| INSTRUCTIONS TO FOLLOW |
Print every item below verbatim, but omit the pictures.

______________________________

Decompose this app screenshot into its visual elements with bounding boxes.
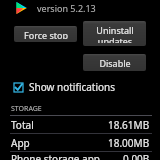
- button[interactable]: Total: [0, 116, 160, 133]
- button[interactable]: App: [0, 134, 160, 151]
- button[interactable]: Show notifications: [0, 79, 160, 95]
- staticText: Phone storage app: [11, 152, 100, 160]
- button[interactable]: Disable: [83, 54, 146, 71]
- staticText: Show notifications: [29, 80, 116, 94]
- button[interactable]: Phone storage app: [0, 152, 160, 160]
- staticText: Uninstall updates: [96, 24, 134, 43]
- button[interactable]: Uninstall updates: [83, 21, 146, 46]
- button[interactable]: Force stop: [14, 26, 77, 42]
- staticText: STORAGE: [11, 104, 42, 114]
- staticText: 0.00B: [123, 152, 150, 160]
- staticText: 18.00MB: [108, 136, 150, 150]
- staticText: Disable: [99, 57, 131, 68]
- staticText: Force stop: [24, 29, 68, 39]
- staticText: 18.61MB: [108, 118, 150, 132]
- staticText: App: [11, 136, 30, 150]
- staticText: Total: [11, 118, 34, 132]
- staticText: version 5.2.13: [37, 2, 96, 14]
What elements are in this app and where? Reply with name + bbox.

______________________________

| IN RESPONSE |
Decompose this app screenshot into its visual elements with bounding boxes.
- button[interactable]: Total: [0, 116, 160, 133]
- button[interactable]: App: [0, 134, 160, 151]
- button[interactable]: Show notifications: [0, 79, 160, 95]
- staticText: Phone storage app: [11, 152, 100, 160]
- button[interactable]: Disable: [83, 54, 146, 71]
- staticText: Show notifications: [29, 80, 116, 94]
- button[interactable]: Phone storage app: [0, 152, 160, 160]
- staticText: Uninstall updates: [96, 24, 134, 43]
- button[interactable]: Uninstall updates: [83, 21, 146, 46]
- button[interactable]: Force stop: [14, 26, 77, 42]
- staticText: STORAGE: [11, 104, 42, 114]
- staticText: 0.00B: [123, 152, 150, 160]
- staticText: 18.00MB: [108, 136, 150, 150]
- staticText: Disable: [99, 57, 131, 68]
- staticText: Force stop: [24, 29, 68, 39]
- staticText: 18.61MB: [108, 118, 150, 132]
- staticText: App: [11, 136, 30, 150]
- staticText: Total: [11, 118, 34, 132]
- staticText: version 5.2.13: [37, 2, 96, 14]
What elements are in this app and where? Reply with name + bbox.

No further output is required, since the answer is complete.